## TASK INSTRUCTIONS
Quote every line of the listing below word for word, leaving out the picture.

[Region boundary data]
◆ ◆ ◆ ◆ ◆ ◆ ◆

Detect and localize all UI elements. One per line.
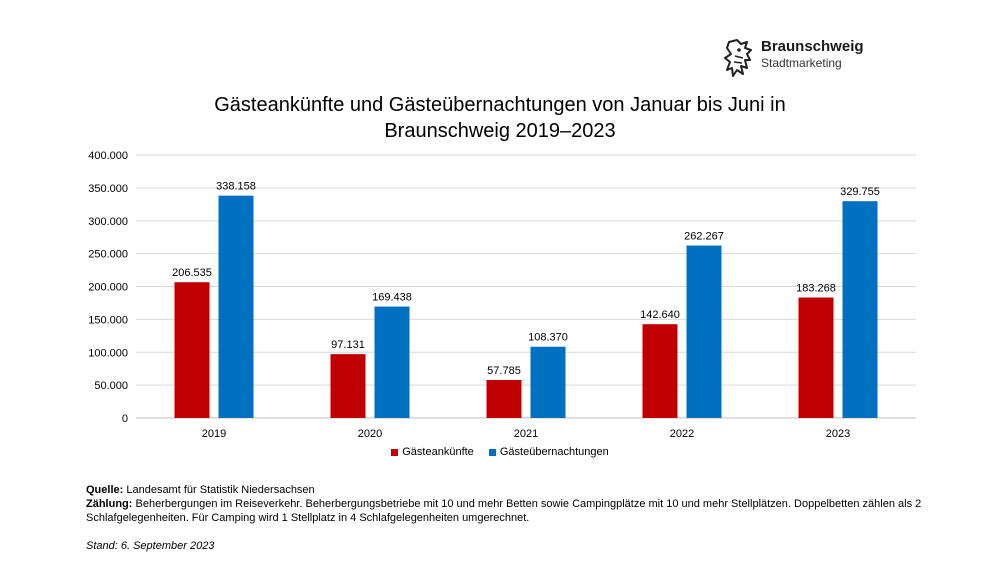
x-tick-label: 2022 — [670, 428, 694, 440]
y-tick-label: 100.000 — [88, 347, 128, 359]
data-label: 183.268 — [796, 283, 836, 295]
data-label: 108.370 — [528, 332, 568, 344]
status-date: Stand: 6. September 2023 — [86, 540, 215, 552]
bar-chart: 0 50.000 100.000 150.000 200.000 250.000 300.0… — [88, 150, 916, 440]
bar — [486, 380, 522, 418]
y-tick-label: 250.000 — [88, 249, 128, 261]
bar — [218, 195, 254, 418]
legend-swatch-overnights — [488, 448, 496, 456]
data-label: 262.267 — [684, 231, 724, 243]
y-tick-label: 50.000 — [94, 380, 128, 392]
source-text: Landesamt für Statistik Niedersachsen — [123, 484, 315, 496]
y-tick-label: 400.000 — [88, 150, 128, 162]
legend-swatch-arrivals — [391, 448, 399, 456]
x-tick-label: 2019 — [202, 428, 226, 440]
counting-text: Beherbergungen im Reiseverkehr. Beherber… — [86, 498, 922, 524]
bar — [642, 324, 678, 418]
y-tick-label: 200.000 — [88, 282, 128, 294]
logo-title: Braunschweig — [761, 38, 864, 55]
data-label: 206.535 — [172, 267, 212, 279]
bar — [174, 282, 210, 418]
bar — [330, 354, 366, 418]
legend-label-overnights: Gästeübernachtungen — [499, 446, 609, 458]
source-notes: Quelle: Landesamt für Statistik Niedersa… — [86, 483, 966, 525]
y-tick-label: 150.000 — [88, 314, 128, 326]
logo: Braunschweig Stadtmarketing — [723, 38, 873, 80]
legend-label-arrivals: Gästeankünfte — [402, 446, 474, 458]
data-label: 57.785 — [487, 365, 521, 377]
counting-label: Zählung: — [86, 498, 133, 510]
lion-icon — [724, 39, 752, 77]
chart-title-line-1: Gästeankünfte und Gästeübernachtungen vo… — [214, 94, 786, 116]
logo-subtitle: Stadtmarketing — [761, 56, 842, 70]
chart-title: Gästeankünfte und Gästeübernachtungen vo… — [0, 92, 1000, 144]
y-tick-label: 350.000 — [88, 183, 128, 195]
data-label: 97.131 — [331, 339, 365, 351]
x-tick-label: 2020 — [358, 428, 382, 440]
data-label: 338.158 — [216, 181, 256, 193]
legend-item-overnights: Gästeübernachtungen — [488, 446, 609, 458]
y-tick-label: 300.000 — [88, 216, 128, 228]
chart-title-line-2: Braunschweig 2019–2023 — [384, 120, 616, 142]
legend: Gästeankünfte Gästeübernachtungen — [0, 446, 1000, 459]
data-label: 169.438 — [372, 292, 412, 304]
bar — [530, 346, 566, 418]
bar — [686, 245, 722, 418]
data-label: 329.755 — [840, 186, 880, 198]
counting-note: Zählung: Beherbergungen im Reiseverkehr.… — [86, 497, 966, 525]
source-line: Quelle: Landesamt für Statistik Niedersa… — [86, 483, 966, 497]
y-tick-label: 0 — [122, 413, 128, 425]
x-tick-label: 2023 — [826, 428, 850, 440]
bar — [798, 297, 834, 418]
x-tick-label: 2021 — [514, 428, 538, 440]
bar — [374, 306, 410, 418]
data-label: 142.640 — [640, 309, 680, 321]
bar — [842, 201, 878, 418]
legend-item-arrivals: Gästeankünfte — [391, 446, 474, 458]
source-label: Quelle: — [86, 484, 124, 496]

◆ ◆ ◆ ◆ ◆ ◆ ◆

## SOLUTION TO THE PROBLEM
Detect and localize all UI elements. One per line.
x-tick-label: 2022 — [670, 428, 694, 440]
y-tick-label: 100.000 — [88, 347, 128, 359]
data-label: 183.268 — [796, 283, 836, 295]
data-label: 108.370 — [528, 332, 568, 344]
status-date: Stand: 6. September 2023 — [86, 540, 215, 552]
bar-chart: 0 50.000 100.000 150.000 200.000 250.000 300.0… — [88, 150, 916, 440]
bar — [486, 380, 522, 418]
y-tick-label: 250.000 — [88, 249, 128, 261]
bar — [218, 195, 254, 418]
legend-swatch-overnights — [488, 448, 496, 456]
data-label: 262.267 — [684, 231, 724, 243]
y-tick-label: 50.000 — [94, 380, 128, 392]
source-text: Landesamt für Statistik Niedersachsen — [123, 484, 315, 496]
y-tick-label: 400.000 — [88, 150, 128, 162]
legend-swatch-arrivals — [391, 448, 399, 456]
x-tick-label: 2019 — [202, 428, 226, 440]
counting-text: Beherbergungen im Reiseverkehr. Beherber… — [86, 498, 922, 524]
bar — [642, 324, 678, 418]
y-tick-label: 200.000 — [88, 282, 128, 294]
logo-title: Braunschweig — [761, 38, 864, 55]
data-label: 206.535 — [172, 267, 212, 279]
bar — [174, 282, 210, 418]
bar — [330, 354, 366, 418]
legend-label-overnights: Gästeübernachtungen — [499, 446, 609, 458]
source-notes: Quelle: Landesamt für Statistik Niedersa… — [86, 483, 966, 525]
y-tick-label: 150.000 — [88, 314, 128, 326]
logo: Braunschweig Stadtmarketing — [723, 38, 873, 80]
legend-label-arrivals: Gästeankünfte — [402, 446, 474, 458]
data-label: 57.785 — [487, 365, 521, 377]
counting-label: Zählung: — [86, 498, 133, 510]
lion-icon — [724, 39, 752, 77]
chart-title-line-1: Gästeankünfte und Gästeübernachtungen vo… — [214, 94, 786, 116]
logo-subtitle: Stadtmarketing — [761, 56, 842, 70]
chart-title: Gästeankünfte und Gästeübernachtungen vo… — [0, 92, 1000, 144]
y-tick-label: 350.000 — [88, 183, 128, 195]
data-label: 97.131 — [331, 339, 365, 351]
x-tick-label: 2020 — [358, 428, 382, 440]
data-label: 338.158 — [216, 181, 256, 193]
legend-item-overnights: Gästeübernachtungen — [488, 446, 609, 458]
y-tick-label: 300.000 — [88, 216, 128, 228]
chart-title-line-2: Braunschweig 2019–2023 — [384, 120, 616, 142]
legend: Gästeankünfte Gästeübernachtungen — [0, 446, 1000, 459]
data-label: 169.438 — [372, 292, 412, 304]
bar — [530, 346, 566, 418]
bar — [686, 245, 722, 418]
data-label: 329.755 — [840, 186, 880, 198]
counting-note: Zählung: Beherbergungen im Reiseverkehr.… — [86, 497, 966, 525]
source-line: Quelle: Landesamt für Statistik Niedersa… — [86, 483, 966, 497]
y-tick-label: 0 — [122, 413, 128, 425]
x-tick-label: 2023 — [826, 428, 850, 440]
bar — [798, 297, 834, 418]
x-tick-label: 2021 — [514, 428, 538, 440]
bar — [374, 306, 410, 418]
data-label: 142.640 — [640, 309, 680, 321]
bar — [842, 201, 878, 418]
legend-item-arrivals: Gästeankünfte — [391, 446, 474, 458]
source-label: Quelle: — [86, 484, 124, 496]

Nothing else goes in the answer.